• SHORT EXERCISE:
Work out how many lines of the listing hold the string "menší", then answer with that number and nothing else.

• INPUT RECORDS:
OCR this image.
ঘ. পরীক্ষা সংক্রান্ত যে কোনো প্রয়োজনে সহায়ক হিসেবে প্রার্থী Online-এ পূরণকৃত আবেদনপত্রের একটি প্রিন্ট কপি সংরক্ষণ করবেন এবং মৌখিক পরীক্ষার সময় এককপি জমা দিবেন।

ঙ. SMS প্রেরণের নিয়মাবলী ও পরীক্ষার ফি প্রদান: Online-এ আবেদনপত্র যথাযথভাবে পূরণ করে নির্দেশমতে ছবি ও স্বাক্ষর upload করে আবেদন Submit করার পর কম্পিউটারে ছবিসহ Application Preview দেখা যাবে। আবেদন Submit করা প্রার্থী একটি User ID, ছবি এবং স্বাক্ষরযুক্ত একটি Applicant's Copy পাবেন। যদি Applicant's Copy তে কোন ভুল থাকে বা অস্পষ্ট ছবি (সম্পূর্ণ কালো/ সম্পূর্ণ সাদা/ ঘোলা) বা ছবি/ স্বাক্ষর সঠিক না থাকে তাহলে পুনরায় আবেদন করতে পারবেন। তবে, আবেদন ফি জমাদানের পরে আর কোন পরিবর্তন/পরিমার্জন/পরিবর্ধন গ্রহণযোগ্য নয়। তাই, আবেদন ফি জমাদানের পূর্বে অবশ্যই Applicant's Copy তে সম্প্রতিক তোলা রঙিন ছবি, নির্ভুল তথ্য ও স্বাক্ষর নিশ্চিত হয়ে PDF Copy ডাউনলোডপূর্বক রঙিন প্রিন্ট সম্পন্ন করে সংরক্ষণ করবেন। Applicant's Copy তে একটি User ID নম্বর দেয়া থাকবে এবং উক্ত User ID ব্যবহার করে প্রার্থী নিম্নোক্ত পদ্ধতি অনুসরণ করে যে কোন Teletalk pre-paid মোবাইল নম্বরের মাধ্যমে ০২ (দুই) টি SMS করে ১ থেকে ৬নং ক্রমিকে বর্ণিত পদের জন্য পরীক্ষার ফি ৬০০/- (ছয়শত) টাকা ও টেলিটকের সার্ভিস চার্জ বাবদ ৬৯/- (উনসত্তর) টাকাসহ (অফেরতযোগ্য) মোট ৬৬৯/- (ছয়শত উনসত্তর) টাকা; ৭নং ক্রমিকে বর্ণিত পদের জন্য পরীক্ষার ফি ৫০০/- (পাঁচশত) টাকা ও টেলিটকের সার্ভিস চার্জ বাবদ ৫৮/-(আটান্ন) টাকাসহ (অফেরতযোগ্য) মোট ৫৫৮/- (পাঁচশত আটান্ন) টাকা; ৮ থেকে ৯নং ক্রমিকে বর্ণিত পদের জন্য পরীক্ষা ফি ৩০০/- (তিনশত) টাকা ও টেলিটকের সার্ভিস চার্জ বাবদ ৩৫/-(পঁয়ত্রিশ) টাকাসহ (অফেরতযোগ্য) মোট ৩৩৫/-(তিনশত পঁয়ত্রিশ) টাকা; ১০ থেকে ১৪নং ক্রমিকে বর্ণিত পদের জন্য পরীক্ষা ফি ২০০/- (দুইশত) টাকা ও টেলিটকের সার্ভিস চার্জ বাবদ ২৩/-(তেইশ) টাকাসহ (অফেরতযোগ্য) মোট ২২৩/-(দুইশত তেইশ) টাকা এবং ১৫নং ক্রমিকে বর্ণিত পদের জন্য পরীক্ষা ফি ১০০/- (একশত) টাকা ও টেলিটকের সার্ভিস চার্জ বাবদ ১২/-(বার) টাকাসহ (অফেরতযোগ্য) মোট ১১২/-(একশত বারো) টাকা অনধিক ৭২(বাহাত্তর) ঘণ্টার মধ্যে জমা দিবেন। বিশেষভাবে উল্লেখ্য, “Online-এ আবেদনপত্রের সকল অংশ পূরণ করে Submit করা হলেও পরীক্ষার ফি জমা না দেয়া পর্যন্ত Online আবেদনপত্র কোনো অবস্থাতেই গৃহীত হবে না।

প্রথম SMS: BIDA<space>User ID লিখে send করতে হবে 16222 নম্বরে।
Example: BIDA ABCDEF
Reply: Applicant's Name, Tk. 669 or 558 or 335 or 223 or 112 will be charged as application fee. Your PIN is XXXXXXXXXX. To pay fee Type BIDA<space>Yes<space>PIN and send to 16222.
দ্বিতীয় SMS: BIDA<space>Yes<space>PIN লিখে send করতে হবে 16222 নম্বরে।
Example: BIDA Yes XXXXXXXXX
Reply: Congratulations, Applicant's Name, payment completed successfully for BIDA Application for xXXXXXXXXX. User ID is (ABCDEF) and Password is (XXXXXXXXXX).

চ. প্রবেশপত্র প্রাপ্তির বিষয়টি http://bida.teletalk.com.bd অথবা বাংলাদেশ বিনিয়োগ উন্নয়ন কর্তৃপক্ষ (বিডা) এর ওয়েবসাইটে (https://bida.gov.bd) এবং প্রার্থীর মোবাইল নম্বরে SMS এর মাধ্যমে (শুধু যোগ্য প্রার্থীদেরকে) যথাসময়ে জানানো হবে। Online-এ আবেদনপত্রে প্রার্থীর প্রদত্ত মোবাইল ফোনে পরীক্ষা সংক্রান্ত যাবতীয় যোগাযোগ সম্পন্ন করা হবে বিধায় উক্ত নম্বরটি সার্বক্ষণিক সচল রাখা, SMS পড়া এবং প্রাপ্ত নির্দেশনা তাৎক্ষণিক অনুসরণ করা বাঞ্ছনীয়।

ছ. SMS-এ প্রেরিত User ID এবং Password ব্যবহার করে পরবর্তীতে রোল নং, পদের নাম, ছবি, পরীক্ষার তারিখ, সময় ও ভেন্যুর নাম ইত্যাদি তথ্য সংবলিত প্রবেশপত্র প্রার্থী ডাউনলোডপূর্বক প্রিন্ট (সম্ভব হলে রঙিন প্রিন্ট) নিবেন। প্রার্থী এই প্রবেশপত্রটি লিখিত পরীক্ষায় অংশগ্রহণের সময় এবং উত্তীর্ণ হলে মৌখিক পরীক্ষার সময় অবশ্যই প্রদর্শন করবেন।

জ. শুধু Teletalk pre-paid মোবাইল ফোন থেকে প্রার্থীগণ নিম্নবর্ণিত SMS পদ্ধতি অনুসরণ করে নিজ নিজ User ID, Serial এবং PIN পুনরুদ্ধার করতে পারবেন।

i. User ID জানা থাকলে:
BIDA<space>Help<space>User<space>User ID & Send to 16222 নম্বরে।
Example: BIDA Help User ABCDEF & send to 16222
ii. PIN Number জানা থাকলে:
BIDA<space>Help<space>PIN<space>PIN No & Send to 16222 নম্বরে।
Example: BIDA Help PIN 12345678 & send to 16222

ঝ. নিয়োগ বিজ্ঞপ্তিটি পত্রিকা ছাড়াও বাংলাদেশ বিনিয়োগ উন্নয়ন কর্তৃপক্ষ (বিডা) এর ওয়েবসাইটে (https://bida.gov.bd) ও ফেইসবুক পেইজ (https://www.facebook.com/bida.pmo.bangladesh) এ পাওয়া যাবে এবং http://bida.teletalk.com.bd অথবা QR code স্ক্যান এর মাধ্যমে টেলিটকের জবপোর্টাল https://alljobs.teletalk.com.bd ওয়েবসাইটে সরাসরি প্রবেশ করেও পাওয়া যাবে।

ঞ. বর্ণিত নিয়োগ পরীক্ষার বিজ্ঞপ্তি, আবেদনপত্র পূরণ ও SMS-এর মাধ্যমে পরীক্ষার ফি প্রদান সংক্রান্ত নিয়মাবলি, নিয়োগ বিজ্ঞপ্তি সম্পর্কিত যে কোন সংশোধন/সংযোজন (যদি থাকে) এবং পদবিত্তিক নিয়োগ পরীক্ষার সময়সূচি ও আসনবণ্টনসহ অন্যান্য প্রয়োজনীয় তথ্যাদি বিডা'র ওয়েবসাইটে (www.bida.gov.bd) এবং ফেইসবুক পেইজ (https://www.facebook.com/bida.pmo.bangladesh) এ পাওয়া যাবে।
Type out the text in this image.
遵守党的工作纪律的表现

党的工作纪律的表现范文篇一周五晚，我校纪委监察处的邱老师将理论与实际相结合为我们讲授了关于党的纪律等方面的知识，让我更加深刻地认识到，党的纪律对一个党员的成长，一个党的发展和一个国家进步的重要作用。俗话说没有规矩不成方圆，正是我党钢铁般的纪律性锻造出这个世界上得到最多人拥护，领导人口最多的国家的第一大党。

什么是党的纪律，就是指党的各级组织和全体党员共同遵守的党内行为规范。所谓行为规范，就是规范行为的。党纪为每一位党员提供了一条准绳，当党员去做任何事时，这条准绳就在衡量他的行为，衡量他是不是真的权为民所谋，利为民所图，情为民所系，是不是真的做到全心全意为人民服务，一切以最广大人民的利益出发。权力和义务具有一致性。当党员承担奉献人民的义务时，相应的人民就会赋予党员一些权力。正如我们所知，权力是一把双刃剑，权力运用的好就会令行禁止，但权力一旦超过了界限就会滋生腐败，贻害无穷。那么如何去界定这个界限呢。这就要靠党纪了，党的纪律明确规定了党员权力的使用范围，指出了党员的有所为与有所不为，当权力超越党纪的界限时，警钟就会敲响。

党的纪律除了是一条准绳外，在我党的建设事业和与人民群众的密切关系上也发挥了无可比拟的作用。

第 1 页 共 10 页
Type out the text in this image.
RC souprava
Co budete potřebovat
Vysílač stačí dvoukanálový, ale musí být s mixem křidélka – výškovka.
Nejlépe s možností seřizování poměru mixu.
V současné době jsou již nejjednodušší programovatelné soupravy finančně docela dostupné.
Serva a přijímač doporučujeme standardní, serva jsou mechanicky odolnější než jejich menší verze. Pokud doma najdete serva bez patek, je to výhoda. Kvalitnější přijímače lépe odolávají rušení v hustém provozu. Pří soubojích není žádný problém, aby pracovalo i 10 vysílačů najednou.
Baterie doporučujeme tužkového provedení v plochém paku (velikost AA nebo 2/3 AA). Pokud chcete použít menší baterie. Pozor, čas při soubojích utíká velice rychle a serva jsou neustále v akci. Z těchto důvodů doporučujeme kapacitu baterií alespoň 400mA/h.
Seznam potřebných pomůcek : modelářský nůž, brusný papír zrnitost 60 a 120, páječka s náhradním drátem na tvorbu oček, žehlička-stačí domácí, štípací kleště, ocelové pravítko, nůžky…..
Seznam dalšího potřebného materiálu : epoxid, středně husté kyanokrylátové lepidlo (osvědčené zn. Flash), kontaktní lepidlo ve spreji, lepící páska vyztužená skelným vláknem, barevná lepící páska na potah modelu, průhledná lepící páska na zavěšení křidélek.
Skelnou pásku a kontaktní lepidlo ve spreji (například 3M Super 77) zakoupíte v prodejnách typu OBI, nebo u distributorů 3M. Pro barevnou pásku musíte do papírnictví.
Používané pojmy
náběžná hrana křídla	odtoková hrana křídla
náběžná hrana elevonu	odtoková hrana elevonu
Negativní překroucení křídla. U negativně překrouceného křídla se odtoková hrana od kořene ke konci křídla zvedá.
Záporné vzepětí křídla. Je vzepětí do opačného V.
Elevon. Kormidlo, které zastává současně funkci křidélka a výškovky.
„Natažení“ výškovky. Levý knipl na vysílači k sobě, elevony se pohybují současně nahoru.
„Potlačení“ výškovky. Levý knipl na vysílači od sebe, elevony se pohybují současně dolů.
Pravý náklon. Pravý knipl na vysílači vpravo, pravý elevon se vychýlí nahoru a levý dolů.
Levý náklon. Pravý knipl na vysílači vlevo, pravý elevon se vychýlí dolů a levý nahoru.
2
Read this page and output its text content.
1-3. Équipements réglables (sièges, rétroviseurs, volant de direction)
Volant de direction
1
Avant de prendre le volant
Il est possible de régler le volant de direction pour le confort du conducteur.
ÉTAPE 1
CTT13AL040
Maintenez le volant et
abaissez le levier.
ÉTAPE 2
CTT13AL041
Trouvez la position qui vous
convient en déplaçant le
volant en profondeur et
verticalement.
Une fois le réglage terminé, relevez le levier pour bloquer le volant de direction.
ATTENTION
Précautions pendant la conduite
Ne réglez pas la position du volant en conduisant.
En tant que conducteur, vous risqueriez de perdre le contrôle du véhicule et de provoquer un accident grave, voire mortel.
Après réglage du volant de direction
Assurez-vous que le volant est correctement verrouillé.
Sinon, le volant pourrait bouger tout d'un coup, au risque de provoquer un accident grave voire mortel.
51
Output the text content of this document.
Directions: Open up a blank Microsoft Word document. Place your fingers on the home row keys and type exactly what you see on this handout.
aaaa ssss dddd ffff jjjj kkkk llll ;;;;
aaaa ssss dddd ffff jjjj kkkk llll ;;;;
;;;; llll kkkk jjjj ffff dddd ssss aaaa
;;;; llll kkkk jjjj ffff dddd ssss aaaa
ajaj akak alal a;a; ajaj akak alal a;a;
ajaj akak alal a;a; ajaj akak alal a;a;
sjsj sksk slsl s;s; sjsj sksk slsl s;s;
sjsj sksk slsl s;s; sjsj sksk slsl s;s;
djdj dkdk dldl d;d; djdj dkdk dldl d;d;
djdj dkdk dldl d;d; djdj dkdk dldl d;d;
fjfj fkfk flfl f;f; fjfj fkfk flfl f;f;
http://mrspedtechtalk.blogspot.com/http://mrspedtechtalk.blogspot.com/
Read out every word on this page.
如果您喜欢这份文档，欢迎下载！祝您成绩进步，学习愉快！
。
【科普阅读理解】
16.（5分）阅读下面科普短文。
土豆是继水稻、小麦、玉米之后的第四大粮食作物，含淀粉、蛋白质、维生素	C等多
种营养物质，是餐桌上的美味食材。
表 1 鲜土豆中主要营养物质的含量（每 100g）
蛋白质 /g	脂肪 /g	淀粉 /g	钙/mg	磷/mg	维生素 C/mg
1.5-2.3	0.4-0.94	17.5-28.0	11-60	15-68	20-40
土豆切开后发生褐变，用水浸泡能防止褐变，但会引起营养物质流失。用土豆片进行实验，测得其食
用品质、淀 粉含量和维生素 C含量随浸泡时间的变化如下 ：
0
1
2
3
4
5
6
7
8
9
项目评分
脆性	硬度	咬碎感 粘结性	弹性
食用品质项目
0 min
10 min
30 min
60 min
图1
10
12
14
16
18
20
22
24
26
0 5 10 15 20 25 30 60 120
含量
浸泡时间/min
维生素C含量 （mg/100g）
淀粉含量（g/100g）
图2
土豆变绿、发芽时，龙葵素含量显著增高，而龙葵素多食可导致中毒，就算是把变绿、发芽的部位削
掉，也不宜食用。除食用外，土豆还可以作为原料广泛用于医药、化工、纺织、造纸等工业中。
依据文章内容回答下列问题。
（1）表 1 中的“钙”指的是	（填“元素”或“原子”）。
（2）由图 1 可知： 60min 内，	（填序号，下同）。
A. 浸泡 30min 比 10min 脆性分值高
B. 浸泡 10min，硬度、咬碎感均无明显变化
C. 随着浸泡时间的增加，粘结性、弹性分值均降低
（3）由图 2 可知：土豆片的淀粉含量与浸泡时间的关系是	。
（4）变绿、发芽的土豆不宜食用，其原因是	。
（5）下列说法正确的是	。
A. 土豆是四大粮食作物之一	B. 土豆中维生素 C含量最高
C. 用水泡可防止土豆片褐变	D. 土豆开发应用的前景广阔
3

• CORRECT ANSWER:
2